_WHAT IS REQUIRED_
Print the entries in full, word for word, but not the pictures.

[Figure record extracts]
※

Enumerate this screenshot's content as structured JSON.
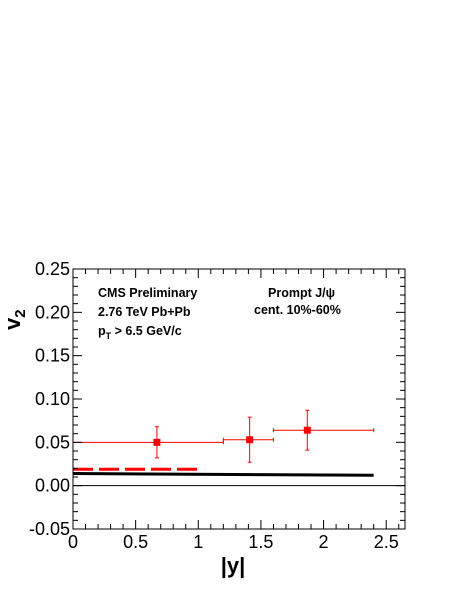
{
  "chart_data": {
    "type": "scatter",
    "xlabel": "|y|",
    "ylabel": "v",
    "ylabel_subscript": "2",
    "xlim": [
      0,
      2.65
    ],
    "ylim": [
      -0.05,
      0.25
    ],
    "x_ticks": [
      0,
      0.5,
      1,
      1.5,
      2,
      2.5
    ],
    "x_tick_labels": [
      "0",
      "0.5",
      "1",
      "1.5",
      "2",
      "2.5"
    ],
    "y_ticks": [
      -0.05,
      0.0,
      0.05,
      0.1,
      0.15,
      0.2,
      0.25
    ],
    "y_tick_labels": [
      "-0.05",
      "0.00",
      "0.05",
      "0.10",
      "0.15",
      "0.20",
      "0.25"
    ],
    "grid": false,
    "annotations": {
      "experiment": "CMS Preliminary",
      "system": "2.76 TeV Pb+Pb",
      "pt_cut_prefix": "p",
      "pt_cut_sub": "T",
      "pt_cut_suffix": " > 6.5 GeV/c",
      "particle": "Prompt J/ψ",
      "centrality": "cent. 10%-60%"
    },
    "series": [
      {
        "kind": "points",
        "color": "#ff0000",
        "marker": "square",
        "points": [
          {
            "x": 0.67,
            "y": 0.05,
            "xlo": 0.0,
            "xhi": 1.2,
            "ylo": 0.032,
            "yhi": 0.068
          },
          {
            "x": 1.41,
            "y": 0.053,
            "xlo": 1.2,
            "xhi": 1.6,
            "ylo": 0.027,
            "yhi": 0.079
          },
          {
            "x": 1.87,
            "y": 0.064,
            "xlo": 1.6,
            "xhi": 2.4,
            "ylo": 0.041,
            "yhi": 0.087
          }
        ]
      },
      {
        "kind": "dashed-line",
        "color": "#ff0000",
        "points": [
          [
            0.0,
            0.019
          ],
          [
            1.0,
            0.019
          ]
        ]
      },
      {
        "kind": "solid-line",
        "color": "#000000",
        "points": [
          [
            0.0,
            0.014
          ],
          [
            2.4,
            0.012
          ]
        ]
      },
      {
        "kind": "zero-line",
        "color": "#000000",
        "points": [
          [
            0.0,
            0.0
          ],
          [
            2.65,
            0.0
          ]
        ]
      }
    ]
  }
}
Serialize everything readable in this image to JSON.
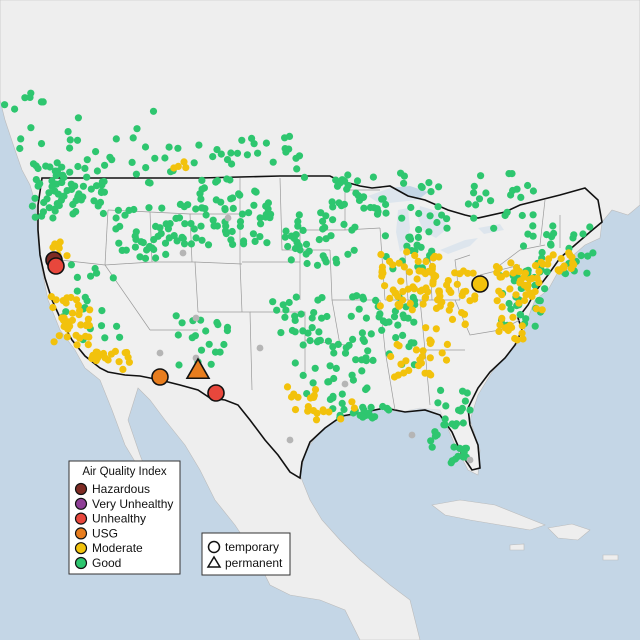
{
  "colors": {
    "water": "#c4d6e6",
    "land": "#eeeeee",
    "us_land": "#f3f3f3",
    "state_border": "#9a9a9a",
    "country_border": "#111111",
    "hazardous": "#7e2b24",
    "very_unhealthy": "#8f3f97",
    "unhealthy": "#e8473c",
    "usg": "#e87d1e",
    "moderate": "#f2c20c",
    "good": "#2ec66f",
    "no_data": "#b5b5b5"
  },
  "aqi_legend": {
    "title": "Air Quality Index",
    "items": [
      {
        "label": "Hazardous",
        "color_key": "hazardous"
      },
      {
        "label": "Very Unhealthy",
        "color_key": "very_unhealthy"
      },
      {
        "label": "Unhealthy",
        "color_key": "unhealthy"
      },
      {
        "label": "USG",
        "color_key": "usg"
      },
      {
        "label": "Moderate",
        "color_key": "moderate"
      },
      {
        "label": "Good",
        "color_key": "good"
      }
    ]
  },
  "type_legend": {
    "items": [
      {
        "label": "temporary",
        "shape": "circle"
      },
      {
        "label": "permanent",
        "shape": "triangle"
      }
    ]
  },
  "highlighted_monitors": [
    {
      "id": "n-california-1",
      "category": "hazardous",
      "shape": "circle"
    },
    {
      "id": "n-california-2",
      "category": "unhealthy",
      "shape": "circle"
    },
    {
      "id": "arizona",
      "category": "usg",
      "shape": "circle"
    },
    {
      "id": "new-mexico",
      "category": "usg",
      "shape": "triangle"
    },
    {
      "id": "s-new-mexico",
      "category": "unhealthy",
      "shape": "circle"
    },
    {
      "id": "ohio",
      "category": "moderate",
      "shape": "circle"
    }
  ],
  "monitor_dot_counts": {
    "good": 520,
    "moderate": 230,
    "no_data": 10
  }
}
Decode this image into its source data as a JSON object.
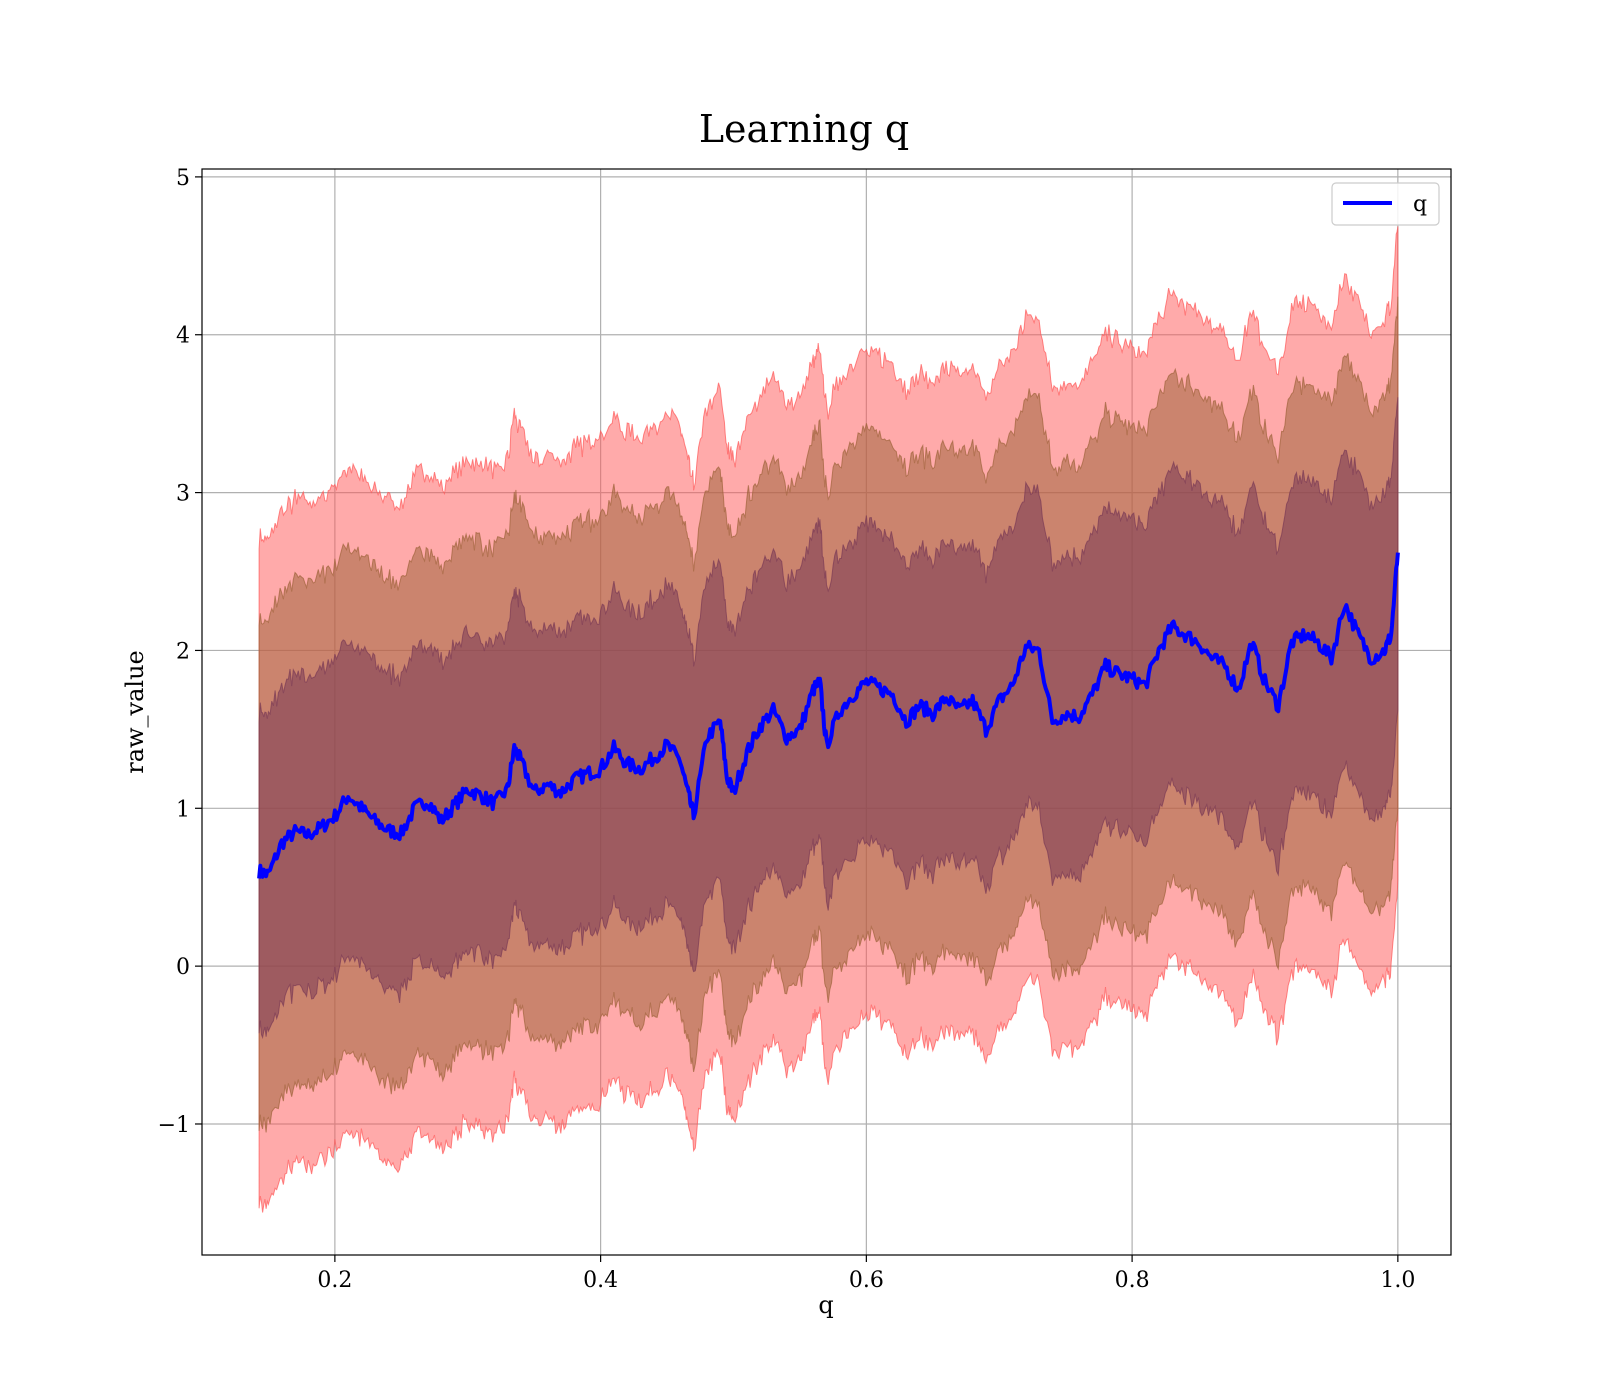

※

_TASK ANSWER_
Enumerate this screenshot's content as structured JSON.
{
  "chart_data": {
    "type": "scatter",
    "xlabel": "|y|",
    "ylabel": "v",
    "ylabel_subscript": "2",
    "xlim": [
      0,
      2.65
    ],
    "ylim": [
      -0.05,
      0.25
    ],
    "x_ticks": [
      0,
      0.5,
      1,
      1.5,
      2,
      2.5
    ],
    "x_tick_labels": [
      "0",
      "0.5",
      "1",
      "1.5",
      "2",
      "2.5"
    ],
    "y_ticks": [
      -0.05,
      0.0,
      0.05,
      0.1,
      0.15,
      0.2,
      0.25
    ],
    "y_tick_labels": [
      "-0.05",
      "0.00",
      "0.05",
      "0.10",
      "0.15",
      "0.20",
      "0.25"
    ],
    "grid": false,
    "annotations": {
      "experiment": "CMS Preliminary",
      "system": "2.76 TeV Pb+Pb",
      "pt_cut_prefix": "p",
      "pt_cut_sub": "T",
      "pt_cut_suffix": " > 6.5 GeV/c",
      "particle": "Prompt J/ψ",
      "centrality": "cent. 10%-60%"
    },
    "series": [
      {
        "kind": "points",
        "color": "#ff0000",
        "marker": "square",
        "points": [
          {
            "x": 0.67,
            "y": 0.05,
            "xlo": 0.0,
            "xhi": 1.2,
            "ylo": 0.032,
            "yhi": 0.068
          },
          {
            "x": 1.41,
            "y": 0.053,
            "xlo": 1.2,
            "xhi": 1.6,
            "ylo": 0.027,
            "yhi": 0.079
          },
          {
            "x": 1.87,
            "y": 0.064,
            "xlo": 1.6,
            "xhi": 2.4,
            "ylo": 0.041,
            "yhi": 0.087
          }
        ]
      },
      {
        "kind": "dashed-line",
        "color": "#ff0000",
        "points": [
          [
            0.0,
            0.019
          ],
          [
            1.0,
            0.019
          ]
        ]
      },
      {
        "kind": "solid-line",
        "color": "#000000",
        "points": [
          [
            0.0,
            0.014
          ],
          [
            2.4,
            0.012
          ]
        ]
      },
      {
        "kind": "zero-line",
        "color": "#000000",
        "points": [
          [
            0.0,
            0.0
          ],
          [
            2.65,
            0.0
          ]
        ]
      }
    ]
  }
}
Serialize everything readable in this image to JSON.
{
  "colors": {
    "water": "#c4d6e6",
    "land": "#eeeeee",
    "us_land": "#f3f3f3",
    "state_border": "#9a9a9a",
    "country_border": "#111111",
    "hazardous": "#7e2b24",
    "very_unhealthy": "#8f3f97",
    "unhealthy": "#e8473c",
    "usg": "#e87d1e",
    "moderate": "#f2c20c",
    "good": "#2ec66f",
    "no_data": "#b5b5b5"
  },
  "aqi_legend": {
    "title": "Air Quality Index",
    "items": [
      {
        "label": "Hazardous",
        "color_key": "hazardous"
      },
      {
        "label": "Very Unhealthy",
        "color_key": "very_unhealthy"
      },
      {
        "label": "Unhealthy",
        "color_key": "unhealthy"
      },
      {
        "label": "USG",
        "color_key": "usg"
      },
      {
        "label": "Moderate",
        "color_key": "moderate"
      },
      {
        "label": "Good",
        "color_key": "good"
      }
    ]
  },
  "type_legend": {
    "items": [
      {
        "label": "temporary",
        "shape": "circle"
      },
      {
        "label": "permanent",
        "shape": "triangle"
      }
    ]
  },
  "highlighted_monitors": [
    {
      "id": "n-california-1",
      "category": "hazardous",
      "shape": "circle"
    },
    {
      "id": "n-california-2",
      "category": "unhealthy",
      "shape": "circle"
    },
    {
      "id": "arizona",
      "category": "usg",
      "shape": "circle"
    },
    {
      "id": "new-mexico",
      "category": "usg",
      "shape": "triangle"
    },
    {
      "id": "s-new-mexico",
      "category": "unhealthy",
      "shape": "circle"
    },
    {
      "id": "ohio",
      "category": "moderate",
      "shape": "circle"
    }
  ],
  "monitor_dot_counts": {
    "good": 520,
    "moderate": 230,
    "no_data": 10
  }
}
Decode this image into its source data as a JSON object.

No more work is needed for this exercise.